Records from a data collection
◆ ◆ ◆ ◆ ◆ ◆ ◆
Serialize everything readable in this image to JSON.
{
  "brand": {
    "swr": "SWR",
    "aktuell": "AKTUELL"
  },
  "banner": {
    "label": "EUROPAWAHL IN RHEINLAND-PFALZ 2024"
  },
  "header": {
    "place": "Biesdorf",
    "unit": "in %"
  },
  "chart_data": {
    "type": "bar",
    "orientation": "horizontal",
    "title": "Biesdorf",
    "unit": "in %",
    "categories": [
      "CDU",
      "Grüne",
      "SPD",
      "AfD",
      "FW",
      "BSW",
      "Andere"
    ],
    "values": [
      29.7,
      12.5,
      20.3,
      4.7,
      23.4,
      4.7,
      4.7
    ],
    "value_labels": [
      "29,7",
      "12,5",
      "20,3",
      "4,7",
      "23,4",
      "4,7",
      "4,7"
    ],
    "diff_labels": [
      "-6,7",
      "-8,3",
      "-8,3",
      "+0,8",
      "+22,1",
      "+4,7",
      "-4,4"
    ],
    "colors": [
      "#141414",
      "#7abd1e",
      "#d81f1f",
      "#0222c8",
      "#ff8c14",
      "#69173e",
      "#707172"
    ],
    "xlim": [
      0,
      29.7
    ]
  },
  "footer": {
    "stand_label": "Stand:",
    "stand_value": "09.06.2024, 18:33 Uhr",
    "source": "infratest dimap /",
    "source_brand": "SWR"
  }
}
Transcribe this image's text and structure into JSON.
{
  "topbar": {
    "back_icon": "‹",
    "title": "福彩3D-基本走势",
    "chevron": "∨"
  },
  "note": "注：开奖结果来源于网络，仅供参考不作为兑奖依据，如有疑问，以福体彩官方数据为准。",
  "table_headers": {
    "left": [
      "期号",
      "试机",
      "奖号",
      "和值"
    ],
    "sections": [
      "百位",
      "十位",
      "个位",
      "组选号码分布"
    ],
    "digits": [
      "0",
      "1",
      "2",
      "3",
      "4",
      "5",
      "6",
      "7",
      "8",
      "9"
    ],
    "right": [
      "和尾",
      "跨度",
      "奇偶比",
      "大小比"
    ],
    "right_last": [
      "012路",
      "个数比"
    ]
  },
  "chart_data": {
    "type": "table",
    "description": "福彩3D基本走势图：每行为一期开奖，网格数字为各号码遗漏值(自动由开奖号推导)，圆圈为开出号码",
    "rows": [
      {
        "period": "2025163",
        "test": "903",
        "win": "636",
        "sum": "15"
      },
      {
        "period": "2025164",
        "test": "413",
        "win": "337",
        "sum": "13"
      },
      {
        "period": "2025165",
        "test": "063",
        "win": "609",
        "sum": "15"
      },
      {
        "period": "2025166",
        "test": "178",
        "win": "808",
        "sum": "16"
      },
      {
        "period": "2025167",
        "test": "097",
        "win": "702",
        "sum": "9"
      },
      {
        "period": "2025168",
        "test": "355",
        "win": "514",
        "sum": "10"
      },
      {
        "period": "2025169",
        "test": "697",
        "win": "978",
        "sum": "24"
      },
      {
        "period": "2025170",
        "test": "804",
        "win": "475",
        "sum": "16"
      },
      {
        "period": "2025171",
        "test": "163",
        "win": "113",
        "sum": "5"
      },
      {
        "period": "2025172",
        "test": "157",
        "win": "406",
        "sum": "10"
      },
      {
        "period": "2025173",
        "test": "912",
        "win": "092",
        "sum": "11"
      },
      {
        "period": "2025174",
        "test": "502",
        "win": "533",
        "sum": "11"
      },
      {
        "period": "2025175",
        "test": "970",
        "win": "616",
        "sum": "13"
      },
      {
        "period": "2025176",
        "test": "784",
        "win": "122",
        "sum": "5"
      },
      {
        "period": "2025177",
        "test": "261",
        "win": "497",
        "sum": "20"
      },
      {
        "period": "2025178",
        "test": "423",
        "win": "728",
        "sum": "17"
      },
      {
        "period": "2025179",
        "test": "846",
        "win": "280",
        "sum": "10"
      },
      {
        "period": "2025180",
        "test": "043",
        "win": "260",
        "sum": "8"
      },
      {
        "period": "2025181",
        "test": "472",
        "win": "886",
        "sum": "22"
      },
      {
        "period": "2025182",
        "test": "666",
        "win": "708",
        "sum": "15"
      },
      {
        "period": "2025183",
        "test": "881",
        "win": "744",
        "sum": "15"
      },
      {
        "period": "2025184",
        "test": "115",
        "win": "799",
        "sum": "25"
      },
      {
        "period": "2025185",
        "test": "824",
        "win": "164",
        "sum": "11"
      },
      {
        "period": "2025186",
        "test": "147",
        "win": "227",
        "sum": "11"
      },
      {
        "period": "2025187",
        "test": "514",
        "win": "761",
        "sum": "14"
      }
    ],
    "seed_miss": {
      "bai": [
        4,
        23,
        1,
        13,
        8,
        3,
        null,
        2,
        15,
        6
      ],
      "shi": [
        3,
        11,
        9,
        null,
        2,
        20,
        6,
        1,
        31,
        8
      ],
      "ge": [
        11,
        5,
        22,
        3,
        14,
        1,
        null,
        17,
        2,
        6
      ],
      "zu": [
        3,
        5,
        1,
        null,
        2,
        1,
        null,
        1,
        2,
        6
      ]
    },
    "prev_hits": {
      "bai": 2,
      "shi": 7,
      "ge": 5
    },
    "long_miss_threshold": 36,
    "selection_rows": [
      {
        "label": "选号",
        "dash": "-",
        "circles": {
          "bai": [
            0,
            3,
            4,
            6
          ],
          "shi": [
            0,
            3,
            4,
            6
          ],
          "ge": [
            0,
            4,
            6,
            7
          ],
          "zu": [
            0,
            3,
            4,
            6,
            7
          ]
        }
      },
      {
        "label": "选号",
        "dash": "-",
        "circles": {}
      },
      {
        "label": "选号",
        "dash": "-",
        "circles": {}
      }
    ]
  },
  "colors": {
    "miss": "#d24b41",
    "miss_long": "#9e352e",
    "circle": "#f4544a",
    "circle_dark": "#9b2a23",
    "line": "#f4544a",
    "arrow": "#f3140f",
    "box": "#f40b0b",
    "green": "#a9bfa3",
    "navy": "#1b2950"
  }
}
◆ ◆ ◆ ◆ ◆ ◆ ◆
Work to be completed:
Copy every line exactly. Leave nothing out.

Result of this exercise:
Serialize everything readable in this image to JSON.
{
  "brand": {
    "swr": "SWR",
    "aktuell": "AKTUELL"
  },
  "banner": {
    "label": "EUROPAWAHL IN RHEINLAND-PFALZ 2024"
  },
  "header": {
    "place": "Biesdorf",
    "unit": "in %"
  },
  "chart_data": {
    "type": "bar",
    "orientation": "horizontal",
    "title": "Biesdorf",
    "unit": "in %",
    "categories": [
      "CDU",
      "Grüne",
      "SPD",
      "AfD",
      "FW",
      "BSW",
      "Andere"
    ],
    "values": [
      29.7,
      12.5,
      20.3,
      4.7,
      23.4,
      4.7,
      4.7
    ],
    "value_labels": [
      "29,7",
      "12,5",
      "20,3",
      "4,7",
      "23,4",
      "4,7",
      "4,7"
    ],
    "diff_labels": [
      "-6,7",
      "-8,3",
      "-8,3",
      "+0,8",
      "+22,1",
      "+4,7",
      "-4,4"
    ],
    "colors": [
      "#141414",
      "#7abd1e",
      "#d81f1f",
      "#0222c8",
      "#ff8c14",
      "#69173e",
      "#707172"
    ],
    "xlim": [
      0,
      29.7
    ]
  },
  "footer": {
    "stand_label": "Stand:",
    "stand_value": "09.06.2024, 18:33 Uhr",
    "source": "infratest dimap /",
    "source_brand": "SWR"
  }
}
Transcribe this image's text and structure into JSON.
{
  "topbar": {
    "back_icon": "‹",
    "title": "福彩3D-基本走势",
    "chevron": "∨"
  },
  "note": "注：开奖结果来源于网络，仅供参考不作为兑奖依据，如有疑问，以福体彩官方数据为准。",
  "table_headers": {
    "left": [
      "期号",
      "试机",
      "奖号",
      "和值"
    ],
    "sections": [
      "百位",
      "十位",
      "个位",
      "组选号码分布"
    ],
    "digits": [
      "0",
      "1",
      "2",
      "3",
      "4",
      "5",
      "6",
      "7",
      "8",
      "9"
    ],
    "right": [
      "和尾",
      "跨度",
      "奇偶比",
      "大小比"
    ],
    "right_last": [
      "012路",
      "个数比"
    ]
  },
  "chart_data": {
    "type": "table",
    "description": "福彩3D基本走势图：每行为一期开奖，网格数字为各号码遗漏值(自动由开奖号推导)，圆圈为开出号码",
    "rows": [
      {
        "period": "2025163",
        "test": "903",
        "win": "636",
        "sum": "15"
      },
      {
        "period": "2025164",
        "test": "413",
        "win": "337",
        "sum": "13"
      },
      {
        "period": "2025165",
        "test": "063",
        "win": "609",
        "sum": "15"
      },
      {
        "period": "2025166",
        "test": "178",
        "win": "808",
        "sum": "16"
      },
      {
        "period": "2025167",
        "test": "097",
        "win": "702",
        "sum": "9"
      },
      {
        "period": "2025168",
        "test": "355",
        "win": "514",
        "sum": "10"
      },
      {
        "period": "2025169",
        "test": "697",
        "win": "978",
        "sum": "24"
      },
      {
        "period": "2025170",
        "test": "804",
        "win": "475",
        "sum": "16"
      },
      {
        "period": "2025171",
        "test": "163",
        "win": "113",
        "sum": "5"
      },
      {
        "period": "2025172",
        "test": "157",
        "win": "406",
        "sum": "10"
      },
      {
        "period": "2025173",
        "test": "912",
        "win": "092",
        "sum": "11"
      },
      {
        "period": "2025174",
        "test": "502",
        "win": "533",
        "sum": "11"
      },
      {
        "period": "2025175",
        "test": "970",
        "win": "616",
        "sum": "13"
      },
      {
        "period": "2025176",
        "test": "784",
        "win": "122",
        "sum": "5"
      },
      {
        "period": "2025177",
        "test": "261",
        "win": "497",
        "sum": "20"
      },
      {
        "period": "2025178",
        "test": "423",
        "win": "728",
        "sum": "17"
      },
      {
        "period": "2025179",
        "test": "846",
        "win": "280",
        "sum": "10"
      },
      {
        "period": "2025180",
        "test": "043",
        "win": "260",
        "sum": "8"
      },
      {
        "period": "2025181",
        "test": "472",
        "win": "886",
        "sum": "22"
      },
      {
        "period": "2025182",
        "test": "666",
        "win": "708",
        "sum": "15"
      },
      {
        "period": "2025183",
        "test": "881",
        "win": "744",
        "sum": "15"
      },
      {
        "period": "2025184",
        "test": "115",
        "win": "799",
        "sum": "25"
      },
      {
        "period": "2025185",
        "test": "824",
        "win": "164",
        "sum": "11"
      },
      {
        "period": "2025186",
        "test": "147",
        "win": "227",
        "sum": "11"
      },
      {
        "period": "2025187",
        "test": "514",
        "win": "761",
        "sum": "14"
      }
    ],
    "seed_miss": {
      "bai": [
        4,
        23,
        1,
        13,
        8,
        3,
        null,
        2,
        15,
        6
      ],
      "shi": [
        3,
        11,
        9,
        null,
        2,
        20,
        6,
        1,
        31,
        8
      ],
      "ge": [
        11,
        5,
        22,
        3,
        14,
        1,
        null,
        17,
        2,
        6
      ],
      "zu": [
        3,
        5,
        1,
        null,
        2,
        1,
        null,
        1,
        2,
        6
      ]
    },
    "prev_hits": {
      "bai": 2,
      "shi": 7,
      "ge": 5
    },
    "long_miss_threshold": 36,
    "selection_rows": [
      {
        "label": "选号",
        "dash": "-",
        "circles": {
          "bai": [
            0,
            3,
            4,
            6
          ],
          "shi": [
            0,
            3,
            4,
            6
          ],
          "ge": [
            0,
            4,
            6,
            7
          ],
          "zu": [
            0,
            3,
            4,
            6,
            7
          ]
        }
      },
      {
        "label": "选号",
        "dash": "-",
        "circles": {}
      },
      {
        "label": "选号",
        "dash": "-",
        "circles": {}
      }
    ]
  },
  "colors": {
    "miss": "#d24b41",
    "miss_long": "#9e352e",
    "circle": "#f4544a",
    "circle_dark": "#9b2a23",
    "line": "#f4544a",
    "arrow": "#f3140f",
    "box": "#f40b0b",
    "green": "#a9bfa3",
    "navy": "#1b2950"
  }
}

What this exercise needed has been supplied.